---- EXTRACTED ENTRIES
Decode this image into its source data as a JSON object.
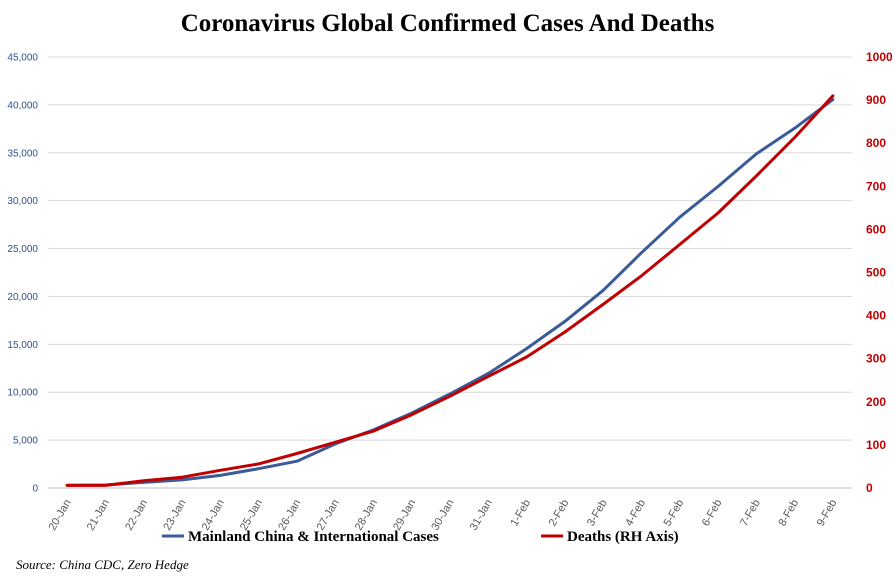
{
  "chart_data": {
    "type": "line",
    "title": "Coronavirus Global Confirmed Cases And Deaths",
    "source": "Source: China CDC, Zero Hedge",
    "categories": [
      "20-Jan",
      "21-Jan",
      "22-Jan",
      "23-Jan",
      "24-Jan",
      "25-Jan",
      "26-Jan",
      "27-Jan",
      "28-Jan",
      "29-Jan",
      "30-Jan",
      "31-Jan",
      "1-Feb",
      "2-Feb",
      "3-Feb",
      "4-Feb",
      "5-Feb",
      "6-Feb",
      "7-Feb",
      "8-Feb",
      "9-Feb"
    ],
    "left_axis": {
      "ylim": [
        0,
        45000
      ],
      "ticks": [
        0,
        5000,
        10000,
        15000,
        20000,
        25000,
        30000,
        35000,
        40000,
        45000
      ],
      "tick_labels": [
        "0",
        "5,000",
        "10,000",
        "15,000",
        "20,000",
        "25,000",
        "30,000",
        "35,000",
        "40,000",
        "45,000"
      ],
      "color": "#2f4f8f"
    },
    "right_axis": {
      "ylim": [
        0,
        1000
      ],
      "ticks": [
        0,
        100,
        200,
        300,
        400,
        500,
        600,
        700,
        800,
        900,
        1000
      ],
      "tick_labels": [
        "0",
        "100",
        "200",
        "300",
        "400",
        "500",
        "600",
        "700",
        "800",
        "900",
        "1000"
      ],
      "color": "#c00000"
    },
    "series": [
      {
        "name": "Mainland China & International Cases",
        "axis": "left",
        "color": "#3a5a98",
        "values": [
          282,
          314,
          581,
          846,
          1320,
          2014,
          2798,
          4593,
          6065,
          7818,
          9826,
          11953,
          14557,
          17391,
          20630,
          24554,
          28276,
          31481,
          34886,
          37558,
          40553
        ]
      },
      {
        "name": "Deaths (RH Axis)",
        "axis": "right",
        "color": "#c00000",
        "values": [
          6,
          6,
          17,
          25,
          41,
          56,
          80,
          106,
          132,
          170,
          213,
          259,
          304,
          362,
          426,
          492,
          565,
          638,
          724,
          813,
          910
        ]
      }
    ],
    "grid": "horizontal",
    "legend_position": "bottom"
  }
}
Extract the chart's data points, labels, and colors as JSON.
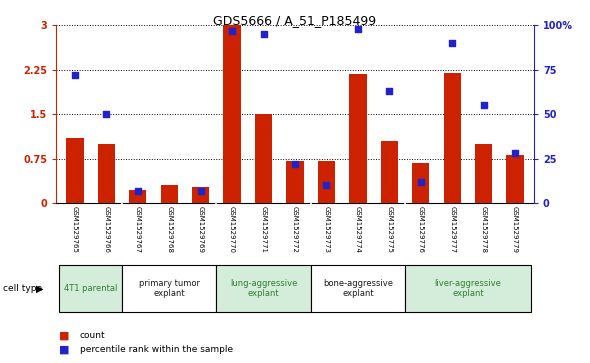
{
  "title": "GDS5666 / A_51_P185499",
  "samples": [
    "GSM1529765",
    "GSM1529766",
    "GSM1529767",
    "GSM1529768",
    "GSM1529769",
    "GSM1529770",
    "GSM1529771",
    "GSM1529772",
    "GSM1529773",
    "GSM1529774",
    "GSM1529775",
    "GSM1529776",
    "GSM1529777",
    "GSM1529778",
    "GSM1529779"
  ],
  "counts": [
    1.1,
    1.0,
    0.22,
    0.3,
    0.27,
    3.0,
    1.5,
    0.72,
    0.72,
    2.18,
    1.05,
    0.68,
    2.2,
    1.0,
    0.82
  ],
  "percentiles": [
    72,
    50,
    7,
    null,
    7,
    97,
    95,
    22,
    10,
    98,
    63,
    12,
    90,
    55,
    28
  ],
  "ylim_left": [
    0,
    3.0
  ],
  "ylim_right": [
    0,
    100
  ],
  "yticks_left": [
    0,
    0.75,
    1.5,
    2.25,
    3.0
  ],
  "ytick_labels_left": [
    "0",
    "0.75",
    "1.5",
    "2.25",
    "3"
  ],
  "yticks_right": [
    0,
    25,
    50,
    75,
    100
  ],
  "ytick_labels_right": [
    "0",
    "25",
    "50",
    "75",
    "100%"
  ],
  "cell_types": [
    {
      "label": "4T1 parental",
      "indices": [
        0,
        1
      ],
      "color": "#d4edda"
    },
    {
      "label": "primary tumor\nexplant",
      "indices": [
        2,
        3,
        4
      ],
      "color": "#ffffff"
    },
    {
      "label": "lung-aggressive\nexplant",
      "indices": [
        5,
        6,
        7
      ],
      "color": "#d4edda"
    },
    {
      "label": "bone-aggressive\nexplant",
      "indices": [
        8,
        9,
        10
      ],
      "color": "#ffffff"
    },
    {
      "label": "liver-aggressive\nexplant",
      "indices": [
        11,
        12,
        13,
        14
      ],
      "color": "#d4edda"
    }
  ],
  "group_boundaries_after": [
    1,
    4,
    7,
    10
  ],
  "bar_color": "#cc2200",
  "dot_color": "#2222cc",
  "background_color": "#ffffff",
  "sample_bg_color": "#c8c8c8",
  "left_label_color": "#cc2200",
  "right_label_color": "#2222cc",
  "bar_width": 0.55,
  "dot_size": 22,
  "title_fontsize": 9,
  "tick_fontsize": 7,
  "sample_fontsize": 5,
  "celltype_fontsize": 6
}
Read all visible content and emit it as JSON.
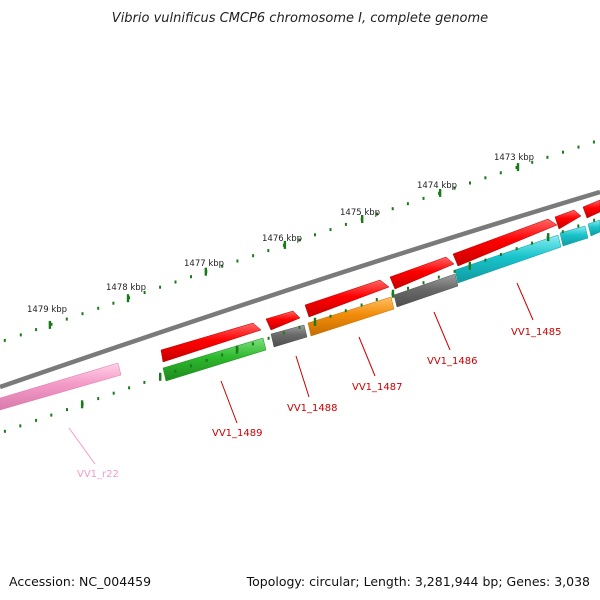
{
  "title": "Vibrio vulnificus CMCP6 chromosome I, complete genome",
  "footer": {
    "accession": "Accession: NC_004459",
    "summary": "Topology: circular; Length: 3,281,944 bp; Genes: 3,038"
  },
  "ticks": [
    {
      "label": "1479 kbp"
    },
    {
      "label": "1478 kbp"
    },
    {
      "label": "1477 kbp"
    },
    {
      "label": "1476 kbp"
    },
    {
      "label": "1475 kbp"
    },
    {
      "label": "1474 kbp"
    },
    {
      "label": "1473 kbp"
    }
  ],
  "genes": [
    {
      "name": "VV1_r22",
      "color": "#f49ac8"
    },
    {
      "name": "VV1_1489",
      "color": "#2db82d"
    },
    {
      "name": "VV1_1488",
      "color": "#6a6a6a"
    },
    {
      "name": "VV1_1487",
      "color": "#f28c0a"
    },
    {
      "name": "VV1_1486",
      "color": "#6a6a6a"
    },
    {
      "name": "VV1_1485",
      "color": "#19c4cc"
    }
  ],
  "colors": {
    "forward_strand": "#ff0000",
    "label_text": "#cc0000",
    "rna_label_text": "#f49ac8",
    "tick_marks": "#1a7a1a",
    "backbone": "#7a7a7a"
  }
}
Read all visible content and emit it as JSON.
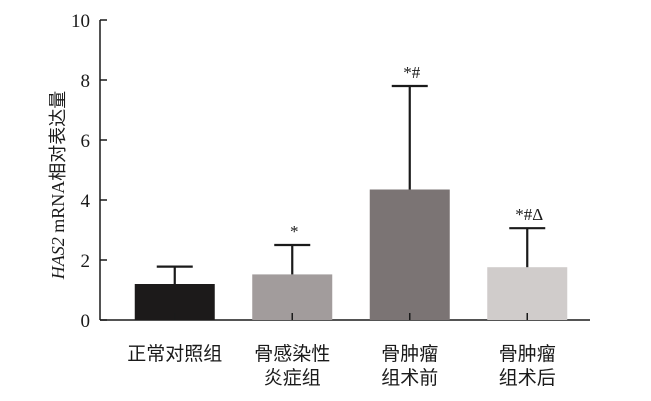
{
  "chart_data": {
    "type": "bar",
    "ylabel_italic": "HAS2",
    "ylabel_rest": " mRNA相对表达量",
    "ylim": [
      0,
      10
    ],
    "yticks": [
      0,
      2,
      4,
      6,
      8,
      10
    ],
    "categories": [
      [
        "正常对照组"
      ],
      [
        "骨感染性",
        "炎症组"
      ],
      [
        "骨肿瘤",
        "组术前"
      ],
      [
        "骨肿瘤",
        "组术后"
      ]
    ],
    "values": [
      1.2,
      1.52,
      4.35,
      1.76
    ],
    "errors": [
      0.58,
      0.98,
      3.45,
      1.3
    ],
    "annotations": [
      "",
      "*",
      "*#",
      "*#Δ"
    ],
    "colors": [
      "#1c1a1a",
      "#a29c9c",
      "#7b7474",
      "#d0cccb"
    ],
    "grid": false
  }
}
--------
● YOUR TASK: Output the full listing verbatim; pictures stay out.

● FINISHED EXERCISE:
Decode this image into its source data as a JSON object.
{
  "chart_data": {
    "type": "line",
    "title": "Coronavirus Global Confirmed Cases And Deaths",
    "source": "Source: China CDC, Zero Hedge",
    "categories": [
      "20-Jan",
      "21-Jan",
      "22-Jan",
      "23-Jan",
      "24-Jan",
      "25-Jan",
      "26-Jan",
      "27-Jan",
      "28-Jan",
      "29-Jan",
      "30-Jan",
      "31-Jan",
      "1-Feb",
      "2-Feb",
      "3-Feb",
      "4-Feb",
      "5-Feb",
      "6-Feb",
      "7-Feb",
      "8-Feb",
      "9-Feb"
    ],
    "left_axis": {
      "ylim": [
        0,
        45000
      ],
      "ticks": [
        0,
        5000,
        10000,
        15000,
        20000,
        25000,
        30000,
        35000,
        40000,
        45000
      ],
      "tick_labels": [
        "0",
        "5,000",
        "10,000",
        "15,000",
        "20,000",
        "25,000",
        "30,000",
        "35,000",
        "40,000",
        "45,000"
      ],
      "color": "#2f4f8f"
    },
    "right_axis": {
      "ylim": [
        0,
        1000
      ],
      "ticks": [
        0,
        100,
        200,
        300,
        400,
        500,
        600,
        700,
        800,
        900,
        1000
      ],
      "tick_labels": [
        "0",
        "100",
        "200",
        "300",
        "400",
        "500",
        "600",
        "700",
        "800",
        "900",
        "1000"
      ],
      "color": "#c00000"
    },
    "series": [
      {
        "name": "Mainland China & International Cases",
        "axis": "left",
        "color": "#3a5a98",
        "values": [
          282,
          314,
          581,
          846,
          1320,
          2014,
          2798,
          4593,
          6065,
          7818,
          9826,
          11953,
          14557,
          17391,
          20630,
          24554,
          28276,
          31481,
          34886,
          37558,
          40553
        ]
      },
      {
        "name": "Deaths (RH Axis)",
        "axis": "right",
        "color": "#c00000",
        "values": [
          6,
          6,
          17,
          25,
          41,
          56,
          80,
          106,
          132,
          170,
          213,
          259,
          304,
          362,
          426,
          492,
          565,
          638,
          724,
          813,
          910
        ]
      }
    ],
    "grid": "horizontal",
    "legend_position": "bottom"
  }
}
Extract the chart's data points, labels, and colors as JSON.
{
  "title": "GDS5666 / A_51_P185499",
  "samples": [
    "GSM1529765",
    "GSM1529766",
    "GSM1529767",
    "GSM1529768",
    "GSM1529769",
    "GSM1529770",
    "GSM1529771",
    "GSM1529772",
    "GSM1529773",
    "GSM1529774",
    "GSM1529775",
    "GSM1529776",
    "GSM1529777",
    "GSM1529778",
    "GSM1529779"
  ],
  "counts": [
    1.1,
    1.0,
    0.22,
    0.3,
    0.27,
    3.0,
    1.5,
    0.72,
    0.72,
    2.18,
    1.05,
    0.68,
    2.2,
    1.0,
    0.82
  ],
  "percentiles": [
    72,
    50,
    7,
    null,
    7,
    97,
    95,
    22,
    10,
    98,
    63,
    12,
    90,
    55,
    28
  ],
  "ylim_left": [
    0,
    3.0
  ],
  "ylim_right": [
    0,
    100
  ],
  "yticks_left": [
    0,
    0.75,
    1.5,
    2.25,
    3.0
  ],
  "ytick_labels_left": [
    "0",
    "0.75",
    "1.5",
    "2.25",
    "3"
  ],
  "yticks_right": [
    0,
    25,
    50,
    75,
    100
  ],
  "ytick_labels_right": [
    "0",
    "25",
    "50",
    "75",
    "100%"
  ],
  "cell_types": [
    {
      "label": "4T1 parental",
      "indices": [
        0,
        1
      ],
      "color": "#d4edda"
    },
    {
      "label": "primary tumor\nexplant",
      "indices": [
        2,
        3,
        4
      ],
      "color": "#ffffff"
    },
    {
      "label": "lung-aggressive\nexplant",
      "indices": [
        5,
        6,
        7
      ],
      "color": "#d4edda"
    },
    {
      "label": "bone-aggressive\nexplant",
      "indices": [
        8,
        9,
        10
      ],
      "color": "#ffffff"
    },
    {
      "label": "liver-aggressive\nexplant",
      "indices": [
        11,
        12,
        13,
        14
      ],
      "color": "#d4edda"
    }
  ],
  "group_boundaries_after": [
    1,
    4,
    7,
    10
  ],
  "bar_color": "#cc2200",
  "dot_color": "#2222cc",
  "background_color": "#ffffff",
  "sample_bg_color": "#c8c8c8",
  "left_label_color": "#cc2200",
  "right_label_color": "#2222cc",
  "bar_width": 0.55,
  "dot_size": 22,
  "title_fontsize": 9,
  "tick_fontsize": 7,
  "sample_fontsize": 5,
  "celltype_fontsize": 6
}
Read all visible content and emit it as JSON.
{
  "title": "Vibrio vulnificus CMCP6 chromosome I, complete genome",
  "footer": {
    "accession": "Accession: NC_004459",
    "summary": "Topology: circular; Length: 3,281,944 bp; Genes: 3,038"
  },
  "ticks": [
    {
      "label": "1479 kbp"
    },
    {
      "label": "1478 kbp"
    },
    {
      "label": "1477 kbp"
    },
    {
      "label": "1476 kbp"
    },
    {
      "label": "1475 kbp"
    },
    {
      "label": "1474 kbp"
    },
    {
      "label": "1473 kbp"
    }
  ],
  "genes": [
    {
      "name": "VV1_r22",
      "color": "#f49ac8"
    },
    {
      "name": "VV1_1489",
      "color": "#2db82d"
    },
    {
      "name": "VV1_1488",
      "color": "#6a6a6a"
    },
    {
      "name": "VV1_1487",
      "color": "#f28c0a"
    },
    {
      "name": "VV1_1486",
      "color": "#6a6a6a"
    },
    {
      "name": "VV1_1485",
      "color": "#19c4cc"
    }
  ],
  "colors": {
    "forward_strand": "#ff0000",
    "label_text": "#cc0000",
    "rna_label_text": "#f49ac8",
    "tick_marks": "#1a7a1a",
    "backbone": "#7a7a7a"
  }
}
Read all visible content and emit it as JSON.
{
  "chart_data": {
    "type": "bar",
    "ylabel_italic": "HAS2",
    "ylabel_rest": " mRNA相对表达量",
    "ylim": [
      0,
      10
    ],
    "yticks": [
      0,
      2,
      4,
      6,
      8,
      10
    ],
    "categories": [
      [
        "正常对照组"
      ],
      [
        "骨感染性",
        "炎症组"
      ],
      [
        "骨肿瘤",
        "组术前"
      ],
      [
        "骨肿瘤",
        "组术后"
      ]
    ],
    "values": [
      1.2,
      1.52,
      4.35,
      1.76
    ],
    "errors": [
      0.58,
      0.98,
      3.45,
      1.3
    ],
    "annotations": [
      "",
      "*",
      "*#",
      "*#Δ"
    ],
    "colors": [
      "#1c1a1a",
      "#a29c9c",
      "#7b7474",
      "#d0cccb"
    ],
    "grid": false
  }
}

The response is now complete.